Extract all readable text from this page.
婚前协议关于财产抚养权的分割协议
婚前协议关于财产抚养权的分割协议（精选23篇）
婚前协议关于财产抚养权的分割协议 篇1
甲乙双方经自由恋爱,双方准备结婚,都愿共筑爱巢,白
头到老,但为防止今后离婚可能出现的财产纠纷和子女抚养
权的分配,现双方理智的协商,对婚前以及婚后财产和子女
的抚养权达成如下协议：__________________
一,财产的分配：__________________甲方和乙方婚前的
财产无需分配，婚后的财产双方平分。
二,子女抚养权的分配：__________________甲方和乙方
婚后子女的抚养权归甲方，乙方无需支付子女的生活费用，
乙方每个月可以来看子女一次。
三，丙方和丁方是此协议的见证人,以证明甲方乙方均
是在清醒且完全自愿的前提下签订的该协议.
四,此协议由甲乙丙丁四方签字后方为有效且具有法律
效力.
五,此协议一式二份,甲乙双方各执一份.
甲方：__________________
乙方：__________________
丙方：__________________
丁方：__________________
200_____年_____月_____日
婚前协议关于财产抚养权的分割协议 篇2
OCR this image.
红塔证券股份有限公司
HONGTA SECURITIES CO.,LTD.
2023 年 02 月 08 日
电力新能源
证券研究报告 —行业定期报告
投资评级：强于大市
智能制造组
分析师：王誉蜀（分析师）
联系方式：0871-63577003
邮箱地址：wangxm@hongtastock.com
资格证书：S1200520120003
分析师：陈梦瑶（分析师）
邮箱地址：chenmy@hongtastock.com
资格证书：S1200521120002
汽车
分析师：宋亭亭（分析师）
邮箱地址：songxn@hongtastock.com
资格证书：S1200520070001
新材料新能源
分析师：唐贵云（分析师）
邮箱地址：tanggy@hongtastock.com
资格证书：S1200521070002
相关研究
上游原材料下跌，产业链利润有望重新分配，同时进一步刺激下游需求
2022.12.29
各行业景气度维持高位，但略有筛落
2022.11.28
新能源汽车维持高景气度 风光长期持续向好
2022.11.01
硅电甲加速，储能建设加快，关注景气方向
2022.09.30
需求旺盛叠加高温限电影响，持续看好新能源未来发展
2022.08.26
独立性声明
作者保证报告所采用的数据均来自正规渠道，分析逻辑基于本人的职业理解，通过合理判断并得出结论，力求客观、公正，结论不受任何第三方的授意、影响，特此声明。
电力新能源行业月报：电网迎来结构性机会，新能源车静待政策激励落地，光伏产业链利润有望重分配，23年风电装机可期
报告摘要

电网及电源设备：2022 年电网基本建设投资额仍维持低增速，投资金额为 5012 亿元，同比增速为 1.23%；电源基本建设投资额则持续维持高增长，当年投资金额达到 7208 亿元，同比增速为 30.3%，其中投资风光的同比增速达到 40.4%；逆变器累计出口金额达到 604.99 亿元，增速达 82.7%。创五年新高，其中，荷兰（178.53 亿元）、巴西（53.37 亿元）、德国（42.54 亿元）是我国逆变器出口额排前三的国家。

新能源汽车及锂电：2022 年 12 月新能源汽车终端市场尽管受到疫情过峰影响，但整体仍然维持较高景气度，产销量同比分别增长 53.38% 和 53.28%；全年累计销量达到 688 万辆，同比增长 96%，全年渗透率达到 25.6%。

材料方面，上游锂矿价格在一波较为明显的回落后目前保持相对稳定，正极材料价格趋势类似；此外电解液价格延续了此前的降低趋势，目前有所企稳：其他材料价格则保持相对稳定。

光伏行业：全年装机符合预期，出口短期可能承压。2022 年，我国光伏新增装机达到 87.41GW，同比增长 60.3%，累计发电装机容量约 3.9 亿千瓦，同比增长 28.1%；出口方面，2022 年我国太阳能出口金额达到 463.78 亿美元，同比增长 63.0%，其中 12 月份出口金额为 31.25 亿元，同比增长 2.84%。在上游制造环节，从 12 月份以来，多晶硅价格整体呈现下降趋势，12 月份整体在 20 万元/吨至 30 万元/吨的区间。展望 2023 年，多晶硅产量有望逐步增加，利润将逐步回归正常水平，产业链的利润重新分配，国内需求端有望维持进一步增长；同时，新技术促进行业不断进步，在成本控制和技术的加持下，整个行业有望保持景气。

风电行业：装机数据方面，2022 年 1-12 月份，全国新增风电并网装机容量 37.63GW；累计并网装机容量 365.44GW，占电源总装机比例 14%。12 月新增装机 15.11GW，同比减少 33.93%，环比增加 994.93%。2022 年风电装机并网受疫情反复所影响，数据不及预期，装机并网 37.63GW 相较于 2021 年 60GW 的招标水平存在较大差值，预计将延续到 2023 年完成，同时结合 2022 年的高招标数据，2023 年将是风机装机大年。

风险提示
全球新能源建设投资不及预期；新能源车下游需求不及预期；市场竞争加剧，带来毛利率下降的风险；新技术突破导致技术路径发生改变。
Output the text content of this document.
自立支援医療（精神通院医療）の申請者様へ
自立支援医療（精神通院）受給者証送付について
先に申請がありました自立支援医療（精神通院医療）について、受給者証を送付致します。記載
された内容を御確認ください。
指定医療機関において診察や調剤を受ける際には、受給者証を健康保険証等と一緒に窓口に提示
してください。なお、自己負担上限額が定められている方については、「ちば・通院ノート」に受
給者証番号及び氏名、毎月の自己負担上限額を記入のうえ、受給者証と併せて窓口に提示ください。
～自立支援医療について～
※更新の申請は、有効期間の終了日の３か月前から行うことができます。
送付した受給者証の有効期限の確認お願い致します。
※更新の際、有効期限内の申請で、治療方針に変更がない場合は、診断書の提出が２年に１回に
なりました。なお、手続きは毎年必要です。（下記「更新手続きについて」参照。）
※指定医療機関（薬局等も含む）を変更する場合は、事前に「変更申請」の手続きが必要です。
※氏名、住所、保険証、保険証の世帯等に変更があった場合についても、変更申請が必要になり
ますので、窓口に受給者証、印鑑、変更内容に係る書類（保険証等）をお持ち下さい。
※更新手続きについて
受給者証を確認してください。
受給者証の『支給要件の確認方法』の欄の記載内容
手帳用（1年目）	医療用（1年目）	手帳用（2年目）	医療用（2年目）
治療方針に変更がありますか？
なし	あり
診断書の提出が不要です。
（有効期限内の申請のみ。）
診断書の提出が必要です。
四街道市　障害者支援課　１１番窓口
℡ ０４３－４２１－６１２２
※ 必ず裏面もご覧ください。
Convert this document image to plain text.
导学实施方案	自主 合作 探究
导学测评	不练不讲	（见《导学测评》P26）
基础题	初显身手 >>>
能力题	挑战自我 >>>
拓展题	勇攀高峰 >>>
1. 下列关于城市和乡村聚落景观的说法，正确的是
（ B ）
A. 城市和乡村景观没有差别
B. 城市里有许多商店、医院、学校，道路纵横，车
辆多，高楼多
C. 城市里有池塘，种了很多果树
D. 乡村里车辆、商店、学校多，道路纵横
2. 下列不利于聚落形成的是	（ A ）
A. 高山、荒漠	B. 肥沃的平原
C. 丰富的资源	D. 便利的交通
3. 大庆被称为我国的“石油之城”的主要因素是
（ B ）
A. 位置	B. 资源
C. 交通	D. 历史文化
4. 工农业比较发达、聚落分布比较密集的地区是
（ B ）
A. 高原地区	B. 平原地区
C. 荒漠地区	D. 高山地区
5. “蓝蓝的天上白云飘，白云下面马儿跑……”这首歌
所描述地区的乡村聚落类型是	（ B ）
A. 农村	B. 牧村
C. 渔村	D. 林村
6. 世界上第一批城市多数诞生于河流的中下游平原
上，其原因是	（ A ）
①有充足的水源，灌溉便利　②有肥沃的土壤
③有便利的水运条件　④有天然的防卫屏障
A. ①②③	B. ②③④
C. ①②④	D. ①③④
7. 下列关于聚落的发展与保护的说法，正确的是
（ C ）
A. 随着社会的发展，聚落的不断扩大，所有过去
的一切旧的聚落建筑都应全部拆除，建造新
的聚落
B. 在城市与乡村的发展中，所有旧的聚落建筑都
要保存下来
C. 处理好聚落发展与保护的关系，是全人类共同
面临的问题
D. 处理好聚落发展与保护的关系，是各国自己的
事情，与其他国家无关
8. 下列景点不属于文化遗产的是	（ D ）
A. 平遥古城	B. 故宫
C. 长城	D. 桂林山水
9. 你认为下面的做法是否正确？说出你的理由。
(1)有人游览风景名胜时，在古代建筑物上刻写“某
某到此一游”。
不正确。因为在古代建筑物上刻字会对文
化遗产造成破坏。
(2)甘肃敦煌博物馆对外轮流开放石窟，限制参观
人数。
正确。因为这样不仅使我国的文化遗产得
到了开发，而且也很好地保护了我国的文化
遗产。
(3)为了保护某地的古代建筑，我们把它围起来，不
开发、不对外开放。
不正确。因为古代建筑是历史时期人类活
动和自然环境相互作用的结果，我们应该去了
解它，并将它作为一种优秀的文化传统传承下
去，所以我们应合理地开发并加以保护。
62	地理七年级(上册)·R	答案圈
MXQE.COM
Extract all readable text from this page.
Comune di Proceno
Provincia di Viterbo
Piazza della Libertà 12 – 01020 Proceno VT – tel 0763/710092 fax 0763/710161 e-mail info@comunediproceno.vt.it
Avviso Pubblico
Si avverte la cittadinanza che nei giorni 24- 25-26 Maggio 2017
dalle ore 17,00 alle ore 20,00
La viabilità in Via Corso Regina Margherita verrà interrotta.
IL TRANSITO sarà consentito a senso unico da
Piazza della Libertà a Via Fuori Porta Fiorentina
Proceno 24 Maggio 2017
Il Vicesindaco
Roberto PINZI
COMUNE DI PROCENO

• [WHAT YOU ARE ASKED TO DO] Starting at the line that contains "Convert this document image to plain text.", repeat each line exactly through the last one in the listing. Include both of those lines and nothing more.

• [RESPONSE TO THIS EXERCISE]
Convert this document image to plain text.
导学实施方案	自主 合作 探究
导学测评	不练不讲	（见《导学测评》P26）
基础题	初显身手 >>>
能力题	挑战自我 >>>
拓展题	勇攀高峰 >>>
1. 下列关于城市和乡村聚落景观的说法，正确的是
（ B ）
A. 城市和乡村景观没有差别
B. 城市里有许多商店、医院、学校，道路纵横，车
辆多，高楼多
C. 城市里有池塘，种了很多果树
D. 乡村里车辆、商店、学校多，道路纵横
2. 下列不利于聚落形成的是	（ A ）
A. 高山、荒漠	B. 肥沃的平原
C. 丰富的资源	D. 便利的交通
3. 大庆被称为我国的“石油之城”的主要因素是
（ B ）
A. 位置	B. 资源
C. 交通	D. 历史文化
4. 工农业比较发达、聚落分布比较密集的地区是
（ B ）
A. 高原地区	B. 平原地区
C. 荒漠地区	D. 高山地区
5. “蓝蓝的天上白云飘，白云下面马儿跑……”这首歌
所描述地区的乡村聚落类型是	（ B ）
A. 农村	B. 牧村
C. 渔村	D. 林村
6. 世界上第一批城市多数诞生于河流的中下游平原
上，其原因是	（ A ）
①有充足的水源，灌溉便利　②有肥沃的土壤
③有便利的水运条件　④有天然的防卫屏障
A. ①②③	B. ②③④
C. ①②④	D. ①③④
7. 下列关于聚落的发展与保护的说法，正确的是
（ C ）
A. 随着社会的发展，聚落的不断扩大，所有过去
的一切旧的聚落建筑都应全部拆除，建造新
的聚落
B. 在城市与乡村的发展中，所有旧的聚落建筑都
要保存下来
C. 处理好聚落发展与保护的关系，是全人类共同
面临的问题
D. 处理好聚落发展与保护的关系，是各国自己的
事情，与其他国家无关
8. 下列景点不属于文化遗产的是	（ D ）
A. 平遥古城	B. 故宫
C. 长城	D. 桂林山水
9. 你认为下面的做法是否正确？说出你的理由。
(1)有人游览风景名胜时，在古代建筑物上刻写“某
某到此一游”。
不正确。因为在古代建筑物上刻字会对文
化遗产造成破坏。
(2)甘肃敦煌博物馆对外轮流开放石窟，限制参观
人数。
正确。因为这样不仅使我国的文化遗产得
到了开发，而且也很好地保护了我国的文化
遗产。
(3)为了保护某地的古代建筑，我们把它围起来，不
开发、不对外开放。
不正确。因为古代建筑是历史时期人类活
动和自然环境相互作用的结果，我们应该去了
解它，并将它作为一种优秀的文化传统传承下
去，所以我们应合理地开发并加以保护。
62	地理七年级(上册)·R	答案圈
MXQE.COM
Extract all readable text from this page.
Comune di Proceno
Provincia di Viterbo
Piazza della Libertà 12 – 01020 Proceno VT – tel 0763/710092 fax 0763/710161 e-mail info@comunediproceno.vt.it
Avviso Pubblico
Si avverte la cittadinanza che nei giorni 24- 25-26 Maggio 2017
dalle ore 17,00 alle ore 20,00
La viabilità in Via Corso Regina Margherita verrà interrotta.
IL TRANSITO sarà consentito a senso unico da
Piazza della Libertà a Via Fuori Porta Fiorentina
Proceno 24 Maggio 2017
Il Vicesindaco
Roberto PINZI
COMUNE DI PROCENO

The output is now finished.